WHAT THIS TASK INVOLVES
Report the count of lines where the string "title" appears, and nothing else.

Excerpt from a dataset
============

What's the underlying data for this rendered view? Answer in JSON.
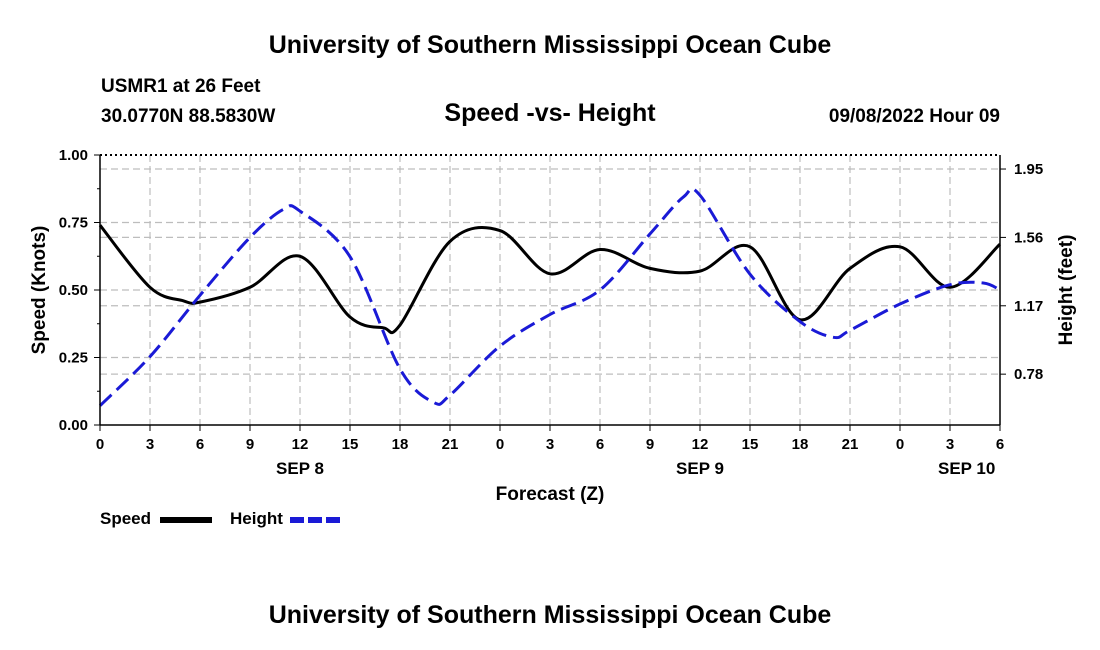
{
  "header": {
    "title": "University of Southern Mississippi Ocean Cube",
    "station": "USMR1 at 26 Feet",
    "coords": "30.0770N  88.5830W",
    "datetime": "09/08/2022 Hour 09"
  },
  "footer": {
    "title": "University of Southern Mississippi Ocean Cube"
  },
  "legend": {
    "speed_label": "Speed",
    "height_label": "Height"
  },
  "chart_data": {
    "type": "line",
    "title": "Speed -vs- Height",
    "xlabel": "Forecast (Z)",
    "ylabel_left": "Speed (Knots)",
    "ylabel_right": "Height (feet)",
    "x_range_hours": [
      0,
      54
    ],
    "x_tick_labels": [
      "0",
      "3",
      "6",
      "9",
      "12",
      "15",
      "18",
      "21",
      "0",
      "3",
      "6",
      "9",
      "12",
      "15",
      "18",
      "21",
      "0",
      "3",
      "6"
    ],
    "day_labels": [
      {
        "label": "SEP 8",
        "hour": 12
      },
      {
        "label": "SEP 9",
        "hour": 36
      },
      {
        "label": "SEP 10",
        "hour": 52
      }
    ],
    "ylim_left": [
      0,
      1.0
    ],
    "yticks_left": [
      "0.00",
      "0.25",
      "0.50",
      "0.75",
      "1.00"
    ],
    "ylim_right": [
      0.49,
      2.03
    ],
    "yticks_right": [
      "0.78",
      "1.17",
      "1.56",
      "1.95"
    ],
    "grid": true,
    "colors": {
      "speed": "#000000",
      "height": "#1a1ad6",
      "grid": "#bdbdbd"
    },
    "series": [
      {
        "name": "Speed",
        "axis": "left",
        "style": "solid",
        "x": [
          0,
          3,
          5,
          6,
          9,
          12,
          15,
          17,
          18,
          21,
          24,
          27,
          30,
          33,
          36,
          39,
          42,
          45,
          48,
          51,
          54
        ],
        "values": [
          0.74,
          0.51,
          0.46,
          0.455,
          0.51,
          0.625,
          0.4,
          0.36,
          0.37,
          0.68,
          0.72,
          0.56,
          0.65,
          0.58,
          0.57,
          0.66,
          0.39,
          0.58,
          0.66,
          0.51,
          0.67
        ]
      },
      {
        "name": "Height",
        "axis": "right",
        "style": "dashed",
        "x": [
          0,
          3,
          6,
          9,
          11,
          12,
          15,
          18,
          20,
          21,
          24,
          27,
          30,
          33,
          35,
          36,
          39,
          42,
          44,
          45,
          48,
          51,
          53,
          54
        ],
        "values": [
          0.6,
          0.88,
          1.23,
          1.56,
          1.72,
          1.71,
          1.45,
          0.81,
          0.62,
          0.66,
          0.94,
          1.12,
          1.26,
          1.58,
          1.79,
          1.8,
          1.35,
          1.08,
          0.99,
          1.03,
          1.18,
          1.29,
          1.3,
          1.26
        ]
      }
    ]
  }
}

============

ANSWER FOR THE TASK
3